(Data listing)
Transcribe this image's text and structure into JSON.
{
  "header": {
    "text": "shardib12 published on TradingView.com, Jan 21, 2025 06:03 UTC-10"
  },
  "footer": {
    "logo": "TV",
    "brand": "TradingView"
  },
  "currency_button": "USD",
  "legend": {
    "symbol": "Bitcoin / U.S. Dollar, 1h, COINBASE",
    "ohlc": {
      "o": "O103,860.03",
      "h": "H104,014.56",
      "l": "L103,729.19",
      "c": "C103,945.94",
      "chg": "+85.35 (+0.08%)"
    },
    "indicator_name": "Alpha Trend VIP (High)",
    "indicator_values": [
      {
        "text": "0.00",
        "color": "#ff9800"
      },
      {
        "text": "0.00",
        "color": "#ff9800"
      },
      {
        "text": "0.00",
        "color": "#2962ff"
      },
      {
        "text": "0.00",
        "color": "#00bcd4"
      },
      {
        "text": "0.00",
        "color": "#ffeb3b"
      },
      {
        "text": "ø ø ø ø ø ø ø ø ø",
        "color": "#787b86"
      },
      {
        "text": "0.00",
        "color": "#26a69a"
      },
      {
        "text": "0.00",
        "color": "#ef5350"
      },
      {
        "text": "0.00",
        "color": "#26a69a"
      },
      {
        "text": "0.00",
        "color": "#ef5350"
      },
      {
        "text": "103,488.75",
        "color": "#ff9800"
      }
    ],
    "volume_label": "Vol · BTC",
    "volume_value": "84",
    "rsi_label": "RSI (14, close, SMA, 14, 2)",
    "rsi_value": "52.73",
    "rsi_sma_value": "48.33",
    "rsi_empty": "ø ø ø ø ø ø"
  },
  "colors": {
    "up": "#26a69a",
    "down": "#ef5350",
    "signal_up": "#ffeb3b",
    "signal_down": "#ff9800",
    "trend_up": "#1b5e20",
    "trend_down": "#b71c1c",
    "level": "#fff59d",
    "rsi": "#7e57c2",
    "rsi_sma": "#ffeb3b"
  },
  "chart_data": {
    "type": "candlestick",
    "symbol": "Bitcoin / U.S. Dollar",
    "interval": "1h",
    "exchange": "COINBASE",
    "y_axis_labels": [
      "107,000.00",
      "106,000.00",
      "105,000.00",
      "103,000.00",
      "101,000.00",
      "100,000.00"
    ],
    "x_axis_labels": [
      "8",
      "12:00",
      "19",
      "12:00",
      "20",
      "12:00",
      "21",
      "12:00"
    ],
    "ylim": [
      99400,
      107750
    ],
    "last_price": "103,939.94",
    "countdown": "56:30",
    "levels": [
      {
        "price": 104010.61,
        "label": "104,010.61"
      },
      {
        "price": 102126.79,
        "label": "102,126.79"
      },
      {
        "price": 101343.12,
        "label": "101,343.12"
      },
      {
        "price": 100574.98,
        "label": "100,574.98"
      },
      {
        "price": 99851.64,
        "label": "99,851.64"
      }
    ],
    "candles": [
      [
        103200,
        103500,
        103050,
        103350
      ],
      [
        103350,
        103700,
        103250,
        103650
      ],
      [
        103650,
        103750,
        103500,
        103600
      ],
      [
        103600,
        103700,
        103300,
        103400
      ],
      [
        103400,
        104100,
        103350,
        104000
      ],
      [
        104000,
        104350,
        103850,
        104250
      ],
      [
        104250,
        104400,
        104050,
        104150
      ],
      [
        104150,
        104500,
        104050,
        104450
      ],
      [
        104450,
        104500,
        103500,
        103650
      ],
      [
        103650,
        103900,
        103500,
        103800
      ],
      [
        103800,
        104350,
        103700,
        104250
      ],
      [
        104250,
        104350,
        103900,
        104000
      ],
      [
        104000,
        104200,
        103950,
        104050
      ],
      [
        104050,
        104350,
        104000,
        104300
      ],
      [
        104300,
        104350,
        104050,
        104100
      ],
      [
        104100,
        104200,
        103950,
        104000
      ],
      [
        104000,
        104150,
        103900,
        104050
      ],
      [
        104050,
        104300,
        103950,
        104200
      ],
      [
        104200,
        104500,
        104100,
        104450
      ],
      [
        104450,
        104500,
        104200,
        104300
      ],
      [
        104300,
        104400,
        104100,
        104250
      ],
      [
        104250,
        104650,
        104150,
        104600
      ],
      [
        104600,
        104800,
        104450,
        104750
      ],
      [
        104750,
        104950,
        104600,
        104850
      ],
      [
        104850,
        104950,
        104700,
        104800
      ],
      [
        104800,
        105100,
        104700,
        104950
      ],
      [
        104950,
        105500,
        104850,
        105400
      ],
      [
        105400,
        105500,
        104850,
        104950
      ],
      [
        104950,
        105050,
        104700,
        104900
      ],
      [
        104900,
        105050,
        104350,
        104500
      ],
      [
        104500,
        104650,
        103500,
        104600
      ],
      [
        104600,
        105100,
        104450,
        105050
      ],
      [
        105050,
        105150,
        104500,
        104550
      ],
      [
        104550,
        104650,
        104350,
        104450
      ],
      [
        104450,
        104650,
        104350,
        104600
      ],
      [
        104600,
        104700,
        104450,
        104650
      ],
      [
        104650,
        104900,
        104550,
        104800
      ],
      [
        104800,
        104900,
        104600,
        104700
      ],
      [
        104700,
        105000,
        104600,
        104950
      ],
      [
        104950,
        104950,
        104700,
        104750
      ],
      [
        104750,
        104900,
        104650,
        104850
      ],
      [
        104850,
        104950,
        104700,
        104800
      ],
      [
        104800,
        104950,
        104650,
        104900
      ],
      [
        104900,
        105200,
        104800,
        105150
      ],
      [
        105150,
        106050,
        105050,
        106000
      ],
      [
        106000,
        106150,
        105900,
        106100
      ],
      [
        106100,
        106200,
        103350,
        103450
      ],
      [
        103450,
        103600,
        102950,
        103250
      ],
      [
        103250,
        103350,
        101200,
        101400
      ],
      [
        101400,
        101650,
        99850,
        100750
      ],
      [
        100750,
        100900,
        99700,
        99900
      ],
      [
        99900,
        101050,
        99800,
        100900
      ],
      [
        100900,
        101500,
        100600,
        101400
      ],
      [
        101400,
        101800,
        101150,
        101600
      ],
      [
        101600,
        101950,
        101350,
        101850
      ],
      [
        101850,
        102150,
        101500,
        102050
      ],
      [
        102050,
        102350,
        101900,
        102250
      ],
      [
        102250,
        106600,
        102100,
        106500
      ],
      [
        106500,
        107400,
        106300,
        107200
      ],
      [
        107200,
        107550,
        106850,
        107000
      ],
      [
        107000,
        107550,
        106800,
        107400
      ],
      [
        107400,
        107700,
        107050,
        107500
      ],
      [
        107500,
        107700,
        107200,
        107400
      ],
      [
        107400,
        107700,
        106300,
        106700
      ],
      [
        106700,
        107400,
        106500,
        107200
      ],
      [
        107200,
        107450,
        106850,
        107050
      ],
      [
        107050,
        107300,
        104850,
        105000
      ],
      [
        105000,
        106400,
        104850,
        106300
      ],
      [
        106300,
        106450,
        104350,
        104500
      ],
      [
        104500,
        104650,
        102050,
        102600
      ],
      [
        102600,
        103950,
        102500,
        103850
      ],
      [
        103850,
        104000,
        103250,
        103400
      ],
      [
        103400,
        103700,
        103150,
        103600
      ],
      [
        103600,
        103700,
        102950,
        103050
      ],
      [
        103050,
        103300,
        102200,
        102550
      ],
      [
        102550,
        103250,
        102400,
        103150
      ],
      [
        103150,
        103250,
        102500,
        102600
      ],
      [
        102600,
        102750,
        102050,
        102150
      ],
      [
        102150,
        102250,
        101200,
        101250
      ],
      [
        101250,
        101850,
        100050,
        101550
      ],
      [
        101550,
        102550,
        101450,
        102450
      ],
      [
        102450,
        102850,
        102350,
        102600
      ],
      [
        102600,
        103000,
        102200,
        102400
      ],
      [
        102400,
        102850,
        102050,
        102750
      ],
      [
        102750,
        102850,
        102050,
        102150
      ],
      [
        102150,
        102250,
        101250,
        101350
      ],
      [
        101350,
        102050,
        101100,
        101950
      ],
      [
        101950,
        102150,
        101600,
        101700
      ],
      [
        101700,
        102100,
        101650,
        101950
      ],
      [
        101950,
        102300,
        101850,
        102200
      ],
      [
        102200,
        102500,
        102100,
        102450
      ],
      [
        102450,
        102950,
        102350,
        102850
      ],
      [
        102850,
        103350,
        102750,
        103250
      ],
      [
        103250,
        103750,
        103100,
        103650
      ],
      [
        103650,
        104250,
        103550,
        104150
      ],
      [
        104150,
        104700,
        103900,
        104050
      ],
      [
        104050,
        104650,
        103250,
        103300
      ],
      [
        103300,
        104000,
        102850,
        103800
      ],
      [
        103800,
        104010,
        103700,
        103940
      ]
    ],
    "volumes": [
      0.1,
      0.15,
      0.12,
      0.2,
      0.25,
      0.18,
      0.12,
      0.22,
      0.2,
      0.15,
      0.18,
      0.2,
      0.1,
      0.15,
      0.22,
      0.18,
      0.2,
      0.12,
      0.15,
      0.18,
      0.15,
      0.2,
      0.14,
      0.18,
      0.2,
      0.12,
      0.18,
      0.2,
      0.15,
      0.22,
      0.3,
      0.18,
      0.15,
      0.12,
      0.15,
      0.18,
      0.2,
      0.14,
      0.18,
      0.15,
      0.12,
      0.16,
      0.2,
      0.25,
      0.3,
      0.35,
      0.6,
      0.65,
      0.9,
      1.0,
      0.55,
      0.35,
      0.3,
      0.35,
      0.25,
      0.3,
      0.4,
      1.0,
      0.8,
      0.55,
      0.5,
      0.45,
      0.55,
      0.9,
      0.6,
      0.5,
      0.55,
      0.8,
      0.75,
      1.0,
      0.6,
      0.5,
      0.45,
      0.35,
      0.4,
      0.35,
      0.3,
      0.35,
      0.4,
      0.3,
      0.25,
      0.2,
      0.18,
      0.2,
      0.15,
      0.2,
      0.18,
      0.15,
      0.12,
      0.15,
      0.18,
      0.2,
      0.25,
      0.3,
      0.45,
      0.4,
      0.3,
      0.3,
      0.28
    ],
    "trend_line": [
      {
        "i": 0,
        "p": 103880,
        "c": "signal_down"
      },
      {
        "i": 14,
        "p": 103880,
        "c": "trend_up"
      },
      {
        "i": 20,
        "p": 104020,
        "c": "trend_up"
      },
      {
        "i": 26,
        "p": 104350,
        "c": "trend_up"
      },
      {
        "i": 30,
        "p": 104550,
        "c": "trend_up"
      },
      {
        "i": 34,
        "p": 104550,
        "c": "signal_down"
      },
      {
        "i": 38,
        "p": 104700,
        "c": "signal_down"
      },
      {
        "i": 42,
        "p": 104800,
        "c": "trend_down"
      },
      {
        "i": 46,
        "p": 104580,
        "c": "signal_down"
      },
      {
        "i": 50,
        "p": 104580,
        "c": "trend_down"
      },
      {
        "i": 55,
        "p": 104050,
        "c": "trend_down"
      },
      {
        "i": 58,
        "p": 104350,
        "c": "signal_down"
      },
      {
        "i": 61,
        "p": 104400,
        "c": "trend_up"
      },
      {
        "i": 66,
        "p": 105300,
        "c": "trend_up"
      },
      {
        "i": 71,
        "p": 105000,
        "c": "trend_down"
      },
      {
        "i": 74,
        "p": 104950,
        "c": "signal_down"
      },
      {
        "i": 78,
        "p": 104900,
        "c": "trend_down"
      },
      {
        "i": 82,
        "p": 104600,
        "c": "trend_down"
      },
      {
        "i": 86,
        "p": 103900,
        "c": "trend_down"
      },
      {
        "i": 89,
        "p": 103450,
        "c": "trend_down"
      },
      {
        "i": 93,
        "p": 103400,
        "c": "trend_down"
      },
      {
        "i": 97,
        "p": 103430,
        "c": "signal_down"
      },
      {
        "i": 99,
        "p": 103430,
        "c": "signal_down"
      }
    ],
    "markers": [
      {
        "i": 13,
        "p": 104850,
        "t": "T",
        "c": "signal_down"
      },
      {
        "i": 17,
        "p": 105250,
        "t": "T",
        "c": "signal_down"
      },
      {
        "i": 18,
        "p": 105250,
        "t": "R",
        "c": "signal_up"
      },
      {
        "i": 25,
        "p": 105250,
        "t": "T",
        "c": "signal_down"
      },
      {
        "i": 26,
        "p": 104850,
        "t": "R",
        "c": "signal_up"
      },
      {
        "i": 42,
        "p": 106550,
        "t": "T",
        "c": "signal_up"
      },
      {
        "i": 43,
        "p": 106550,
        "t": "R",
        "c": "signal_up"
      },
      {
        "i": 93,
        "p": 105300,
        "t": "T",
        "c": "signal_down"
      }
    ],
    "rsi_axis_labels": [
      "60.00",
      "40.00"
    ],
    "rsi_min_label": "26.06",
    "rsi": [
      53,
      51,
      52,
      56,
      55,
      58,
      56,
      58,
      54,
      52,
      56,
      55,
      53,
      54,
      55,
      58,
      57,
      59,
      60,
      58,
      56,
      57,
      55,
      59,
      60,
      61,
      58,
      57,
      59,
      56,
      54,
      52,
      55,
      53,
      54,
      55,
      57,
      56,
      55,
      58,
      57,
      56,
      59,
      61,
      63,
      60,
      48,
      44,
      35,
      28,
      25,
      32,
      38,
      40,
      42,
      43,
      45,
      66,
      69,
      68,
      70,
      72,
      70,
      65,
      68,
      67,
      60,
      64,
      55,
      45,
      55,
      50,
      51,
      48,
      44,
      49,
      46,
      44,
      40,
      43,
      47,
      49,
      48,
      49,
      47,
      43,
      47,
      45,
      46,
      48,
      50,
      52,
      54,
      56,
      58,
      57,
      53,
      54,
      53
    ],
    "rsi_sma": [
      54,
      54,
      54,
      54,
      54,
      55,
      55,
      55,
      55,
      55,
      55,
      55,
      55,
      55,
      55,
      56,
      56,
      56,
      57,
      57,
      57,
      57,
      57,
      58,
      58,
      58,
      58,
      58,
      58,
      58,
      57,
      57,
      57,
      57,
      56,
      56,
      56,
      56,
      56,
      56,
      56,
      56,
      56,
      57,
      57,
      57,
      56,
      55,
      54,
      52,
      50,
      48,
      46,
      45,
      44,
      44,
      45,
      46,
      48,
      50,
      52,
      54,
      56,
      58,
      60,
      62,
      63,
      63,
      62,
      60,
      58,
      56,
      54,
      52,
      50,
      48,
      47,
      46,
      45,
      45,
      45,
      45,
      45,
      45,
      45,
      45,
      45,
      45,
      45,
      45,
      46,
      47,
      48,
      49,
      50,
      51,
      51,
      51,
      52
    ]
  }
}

> **Given request**:
Find every line that includes the string "TradingView". Report how many there are and nothing else.

> **Task answer**:
2